▸ REQUEST:
Restate the entire listing word for word.

▸ RECORDED DATA:
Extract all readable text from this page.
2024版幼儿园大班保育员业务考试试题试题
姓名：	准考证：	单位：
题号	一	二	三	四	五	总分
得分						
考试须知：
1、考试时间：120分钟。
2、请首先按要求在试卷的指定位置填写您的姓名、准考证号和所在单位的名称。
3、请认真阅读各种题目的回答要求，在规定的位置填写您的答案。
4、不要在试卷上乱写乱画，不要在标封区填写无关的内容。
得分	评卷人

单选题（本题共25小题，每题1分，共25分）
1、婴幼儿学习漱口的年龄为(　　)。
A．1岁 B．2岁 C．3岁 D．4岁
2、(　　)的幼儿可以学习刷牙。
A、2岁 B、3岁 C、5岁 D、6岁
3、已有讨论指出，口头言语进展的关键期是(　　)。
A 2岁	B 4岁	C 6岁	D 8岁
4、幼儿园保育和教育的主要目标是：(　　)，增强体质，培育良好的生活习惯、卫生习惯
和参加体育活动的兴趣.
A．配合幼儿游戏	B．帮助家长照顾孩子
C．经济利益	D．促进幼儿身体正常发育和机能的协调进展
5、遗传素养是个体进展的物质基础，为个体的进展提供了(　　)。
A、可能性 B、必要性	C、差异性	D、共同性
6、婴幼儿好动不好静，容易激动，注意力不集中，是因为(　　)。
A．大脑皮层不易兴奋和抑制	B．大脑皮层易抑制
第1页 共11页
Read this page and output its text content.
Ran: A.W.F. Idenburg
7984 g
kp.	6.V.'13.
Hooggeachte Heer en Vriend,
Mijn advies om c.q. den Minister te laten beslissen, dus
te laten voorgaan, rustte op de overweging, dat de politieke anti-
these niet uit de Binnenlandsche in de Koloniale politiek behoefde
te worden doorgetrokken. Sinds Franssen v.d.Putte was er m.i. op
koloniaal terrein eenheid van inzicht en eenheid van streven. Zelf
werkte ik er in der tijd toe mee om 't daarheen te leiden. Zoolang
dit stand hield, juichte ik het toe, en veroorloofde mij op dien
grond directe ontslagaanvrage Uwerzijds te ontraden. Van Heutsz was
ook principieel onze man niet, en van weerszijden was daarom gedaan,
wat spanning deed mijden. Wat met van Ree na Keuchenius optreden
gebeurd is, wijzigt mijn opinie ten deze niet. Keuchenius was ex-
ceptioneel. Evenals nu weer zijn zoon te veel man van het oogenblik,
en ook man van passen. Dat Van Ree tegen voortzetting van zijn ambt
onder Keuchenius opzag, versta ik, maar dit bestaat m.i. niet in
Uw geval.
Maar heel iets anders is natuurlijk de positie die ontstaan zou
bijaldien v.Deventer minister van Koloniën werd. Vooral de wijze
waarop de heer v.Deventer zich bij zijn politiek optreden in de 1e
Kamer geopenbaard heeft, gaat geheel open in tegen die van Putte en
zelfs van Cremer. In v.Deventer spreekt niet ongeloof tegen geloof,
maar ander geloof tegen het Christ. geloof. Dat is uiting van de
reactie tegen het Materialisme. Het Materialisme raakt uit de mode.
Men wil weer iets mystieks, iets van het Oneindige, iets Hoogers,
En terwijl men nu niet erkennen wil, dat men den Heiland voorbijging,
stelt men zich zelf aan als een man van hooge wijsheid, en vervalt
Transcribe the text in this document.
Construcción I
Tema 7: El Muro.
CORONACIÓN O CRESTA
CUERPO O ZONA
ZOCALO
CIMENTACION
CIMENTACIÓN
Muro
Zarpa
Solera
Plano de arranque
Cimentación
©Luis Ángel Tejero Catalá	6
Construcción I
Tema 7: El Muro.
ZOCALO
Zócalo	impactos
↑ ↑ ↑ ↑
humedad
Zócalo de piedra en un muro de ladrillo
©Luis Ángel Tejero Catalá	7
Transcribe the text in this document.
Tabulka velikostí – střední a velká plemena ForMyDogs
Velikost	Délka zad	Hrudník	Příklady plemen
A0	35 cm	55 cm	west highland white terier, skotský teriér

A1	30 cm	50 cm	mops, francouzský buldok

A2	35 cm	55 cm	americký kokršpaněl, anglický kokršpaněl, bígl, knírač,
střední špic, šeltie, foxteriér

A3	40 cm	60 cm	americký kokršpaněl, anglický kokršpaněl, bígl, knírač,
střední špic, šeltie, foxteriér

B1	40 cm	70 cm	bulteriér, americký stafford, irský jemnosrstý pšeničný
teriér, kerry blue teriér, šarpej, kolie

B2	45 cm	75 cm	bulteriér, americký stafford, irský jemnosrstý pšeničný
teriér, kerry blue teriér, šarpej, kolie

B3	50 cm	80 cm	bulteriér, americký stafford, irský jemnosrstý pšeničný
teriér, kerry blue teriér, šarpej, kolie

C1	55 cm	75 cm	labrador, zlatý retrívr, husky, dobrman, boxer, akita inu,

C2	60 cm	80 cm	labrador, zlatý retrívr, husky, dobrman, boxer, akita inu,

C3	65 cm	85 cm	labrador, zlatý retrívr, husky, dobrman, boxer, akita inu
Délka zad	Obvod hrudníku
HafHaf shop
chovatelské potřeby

▸ RESULT OF THIS TASK:
Extract all readable text from this page.
2024版幼儿园大班保育员业务考试试题试题
姓名：	准考证：	单位：
题号	一	二	三	四	五	总分
得分						
考试须知：
1、考试时间：120分钟。
2、请首先按要求在试卷的指定位置填写您的姓名、准考证号和所在单位的名称。
3、请认真阅读各种题目的回答要求，在规定的位置填写您的答案。
4、不要在试卷上乱写乱画，不要在标封区填写无关的内容。
得分	评卷人

单选题（本题共25小题，每题1分，共25分）
1、婴幼儿学习漱口的年龄为(　　)。
A．1岁 B．2岁 C．3岁 D．4岁
2、(　　)的幼儿可以学习刷牙。
A、2岁 B、3岁 C、5岁 D、6岁
3、已有讨论指出，口头言语进展的关键期是(　　)。
A 2岁	B 4岁	C 6岁	D 8岁
4、幼儿园保育和教育的主要目标是：(　　)，增强体质，培育良好的生活习惯、卫生习惯
和参加体育活动的兴趣.
A．配合幼儿游戏	B．帮助家长照顾孩子
C．经济利益	D．促进幼儿身体正常发育和机能的协调进展
5、遗传素养是个体进展的物质基础，为个体的进展提供了(　　)。
A、可能性 B、必要性	C、差异性	D、共同性
6、婴幼儿好动不好静，容易激动，注意力不集中，是因为(　　)。
A．大脑皮层不易兴奋和抑制	B．大脑皮层易抑制
第1页 共11页
Read this page and output its text content.
Ran: A.W.F. Idenburg
7984 g
kp.	6.V.'13.
Hooggeachte Heer en Vriend,
Mijn advies om c.q. den Minister te laten beslissen, dus
te laten voorgaan, rustte op de overweging, dat de politieke anti-
these niet uit de Binnenlandsche in de Koloniale politiek behoefde
te worden doorgetrokken. Sinds Franssen v.d.Putte was er m.i. op
koloniaal terrein eenheid van inzicht en eenheid van streven. Zelf
werkte ik er in der tijd toe mee om 't daarheen te leiden. Zoolang
dit stand hield, juichte ik het toe, en veroorloofde mij op dien
grond directe ontslagaanvrage Uwerzijds te ontraden. Van Heutsz was
ook principieel onze man niet, en van weerszijden was daarom gedaan,
wat spanning deed mijden. Wat met van Ree na Keuchenius optreden
gebeurd is, wijzigt mijn opinie ten deze niet. Keuchenius was ex-
ceptioneel. Evenals nu weer zijn zoon te veel man van het oogenblik,
en ook man van passen. Dat Van Ree tegen voortzetting van zijn ambt
onder Keuchenius opzag, versta ik, maar dit bestaat m.i. niet in
Uw geval.
Maar heel iets anders is natuurlijk de positie die ontstaan zou
bijaldien v.Deventer minister van Koloniën werd. Vooral de wijze
waarop de heer v.Deventer zich bij zijn politiek optreden in de 1e
Kamer geopenbaard heeft, gaat geheel open in tegen die van Putte en
zelfs van Cremer. In v.Deventer spreekt niet ongeloof tegen geloof,
maar ander geloof tegen het Christ. geloof. Dat is uiting van de
reactie tegen het Materialisme. Het Materialisme raakt uit de mode.
Men wil weer iets mystieks, iets van het Oneindige, iets Hoogers,
En terwijl men nu niet erkennen wil, dat men den Heiland voorbijging,
stelt men zich zelf aan als een man van hooge wijsheid, en vervalt
Transcribe the text in this document.
Construcción I
Tema 7: El Muro.
CORONACIÓN O CRESTA
CUERPO O ZONA
ZOCALO
CIMENTACION
CIMENTACIÓN
Muro
Zarpa
Solera
Plano de arranque
Cimentación
©Luis Ángel Tejero Catalá	6
Construcción I
Tema 7: El Muro.
ZOCALO
Zócalo	impactos
↑ ↑ ↑ ↑
humedad
Zócalo de piedra en un muro de ladrillo
©Luis Ángel Tejero Catalá	7
Transcribe the text in this document.
Tabulka velikostí – střední a velká plemena ForMyDogs
Velikost	Délka zad	Hrudník	Příklady plemen
A0	35 cm	55 cm	west highland white terier, skotský teriér

A1	30 cm	50 cm	mops, francouzský buldok

A2	35 cm	55 cm	americký kokršpaněl, anglický kokršpaněl, bígl, knírač,
střední špic, šeltie, foxteriér

A3	40 cm	60 cm	americký kokršpaněl, anglický kokršpaněl, bígl, knírač,
střední špic, šeltie, foxteriér

B1	40 cm	70 cm	bulteriér, americký stafford, irský jemnosrstý pšeničný
teriér, kerry blue teriér, šarpej, kolie

B2	45 cm	75 cm	bulteriér, americký stafford, irský jemnosrstý pšeničný
teriér, kerry blue teriér, šarpej, kolie

B3	50 cm	80 cm	bulteriér, americký stafford, irský jemnosrstý pšeničný
teriér, kerry blue teriér, šarpej, kolie

C1	55 cm	75 cm	labrador, zlatý retrívr, husky, dobrman, boxer, akita inu,

C2	60 cm	80 cm	labrador, zlatý retrívr, husky, dobrman, boxer, akita inu,

C3	65 cm	85 cm	labrador, zlatý retrívr, husky, dobrman, boxer, akita inu
Délka zad	Obvod hrudníku
HafHaf shop
chovatelské potřeby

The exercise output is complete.